Exercise: Pick out all lines in the listing holding the string "message" and copy them.

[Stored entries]
[START]

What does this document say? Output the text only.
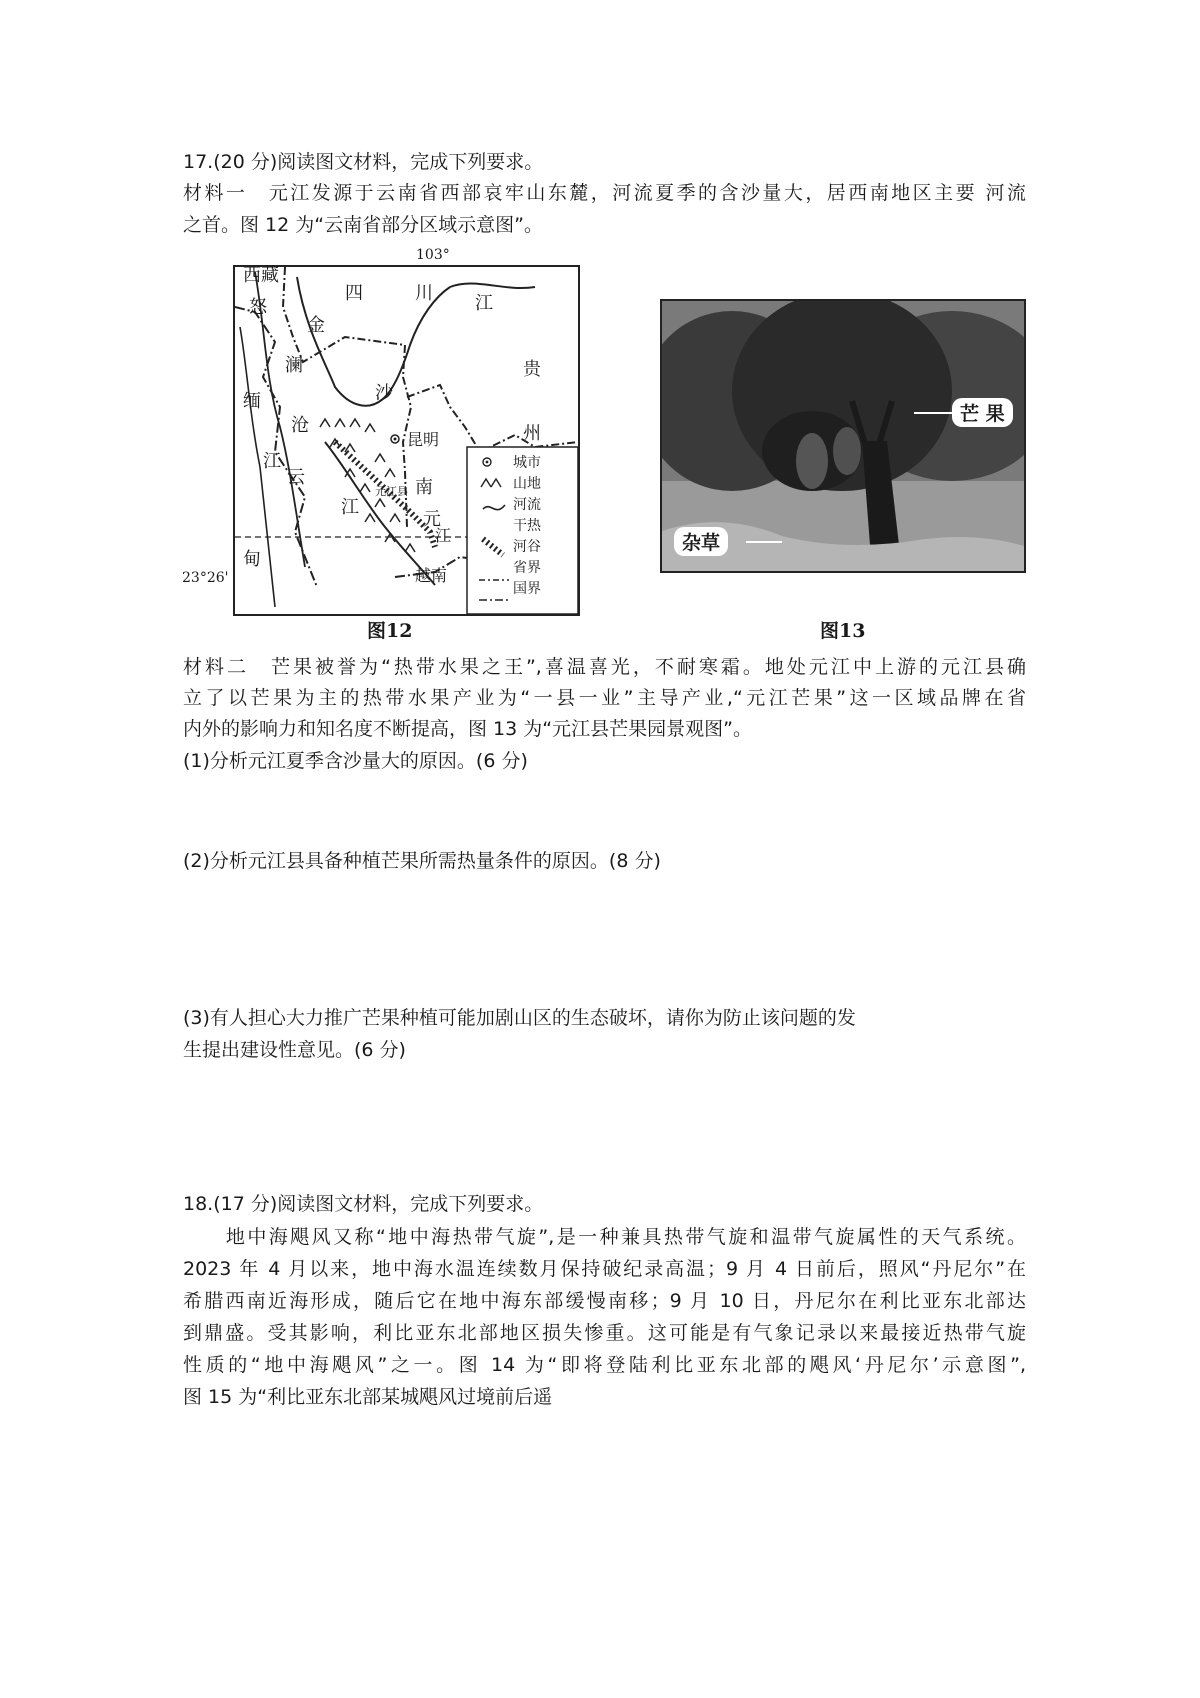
17.(20 分)阅读图文材料，完成下列要求。
材料一　元江发源于云南省西部哀牢山东麓，河流夏季的含沙量大，居西南地区主要 河流
之首。图 12 为“云南省部分区域示意图”。
西藏
四	川 江
怒
金
澜
沙
贵
州
缅
沧
昆明
江
云	南
江
元江县
元
江
甸
越南
城市
山地
河流
干热
河谷
省界
国界
103°
23°26'
图12
芒 果
杂草
图13
材料二　芒果被誉为“热带水果之王”,喜温喜光，不耐寒霜。地处元江中上游的元江县确
立了以芒果为主的热带水果产业为“一县一业”主导产业,“元江芒果”这一区域品牌在省
内外的影响力和知名度不断提高，图 13 为“元江县芒果园景观图”。
(1)分析元江夏季含沙量大的原因。(6 分)
(2)分析元江县具备种植芒果所需热量条件的原因。(8 分)
(3)有人担心大力推广芒果种植可能加剧山区的生态破坏，请你为防止该问题的发
生提出建设性意见。(6 分)
18.(17 分)阅读图文材料，完成下列要求。
　　地中海飓风又称“地中海热带气旋”,是一种兼具热带气旋和温带气旋属性的天气系统。
2023 年 4 月以来，地中海水温连续数月保持破纪录高温；9 月 4 日前后，照风“丹尼尔”在
希腊西南近海形成，随后它在地中海东部缓慢南移；9 月 10 日，丹尼尔在利比亚东北部达
到鼎盛。受其影响，利比亚东北部地区损失惨重。这可能是有气象记录以来最接近热带气旋
性质的“地中海飓风”之一。图 14 为“即将登陆利比亚东北部的飓风‘丹尼尔’示意图”,
图 15 为“利比亚东北部某城飓风过境前后遥
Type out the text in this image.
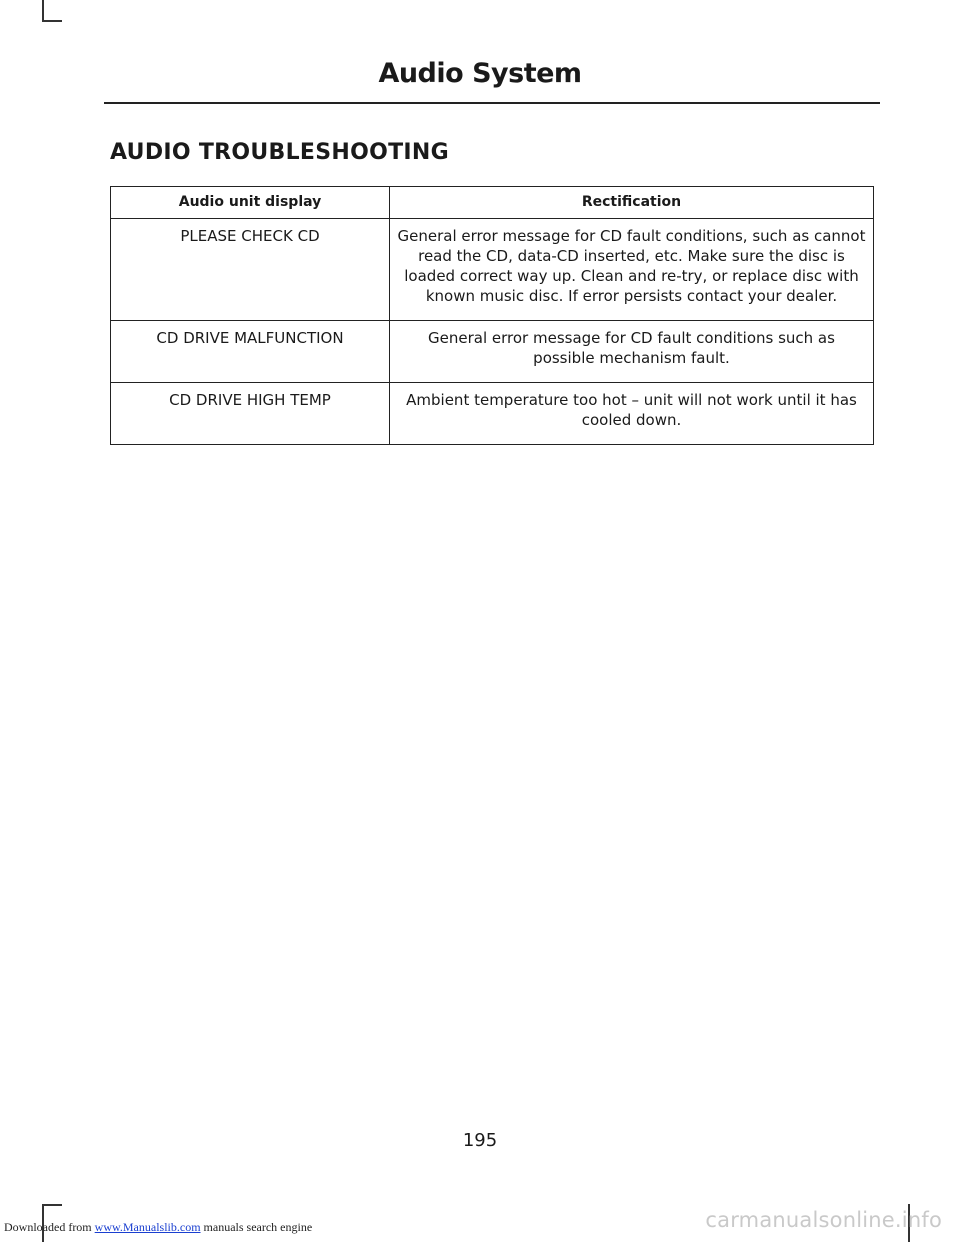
Audio System
AUDIO TROUBLESHOOTING
Audio unit display	Rectification
PLEASE CHECK CD	General error message for CD fault conditions, such as cannot read the CD, data-CD inserted, etc. Make sure the disc is loaded correct way up. Clean and re-try, or replace disc with known music disc. If error persists contact your dealer.
CD DRIVE MALFUNCTION	General error message for CD fault conditions such as possible mechanism fault.
CD DRIVE HIGH TEMP	Ambient temperature too hot – unit will not work until it has cooled down.
195
Downloaded from www.Manualslib.com manuals search engine	carmanualsonline.info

[END]

Output for this task:
PLEASE CHECK CD	General error message for CD fault conditions, such as cannot read the CD, data-CD inserted, etc. Make sure the disc is loaded correct way up. Clean and re-try, or replace disc with known music disc. If error persists contact your dealer.
CD DRIVE MALFUNCTION	General error message for CD fault conditions such as possible mechanism fault.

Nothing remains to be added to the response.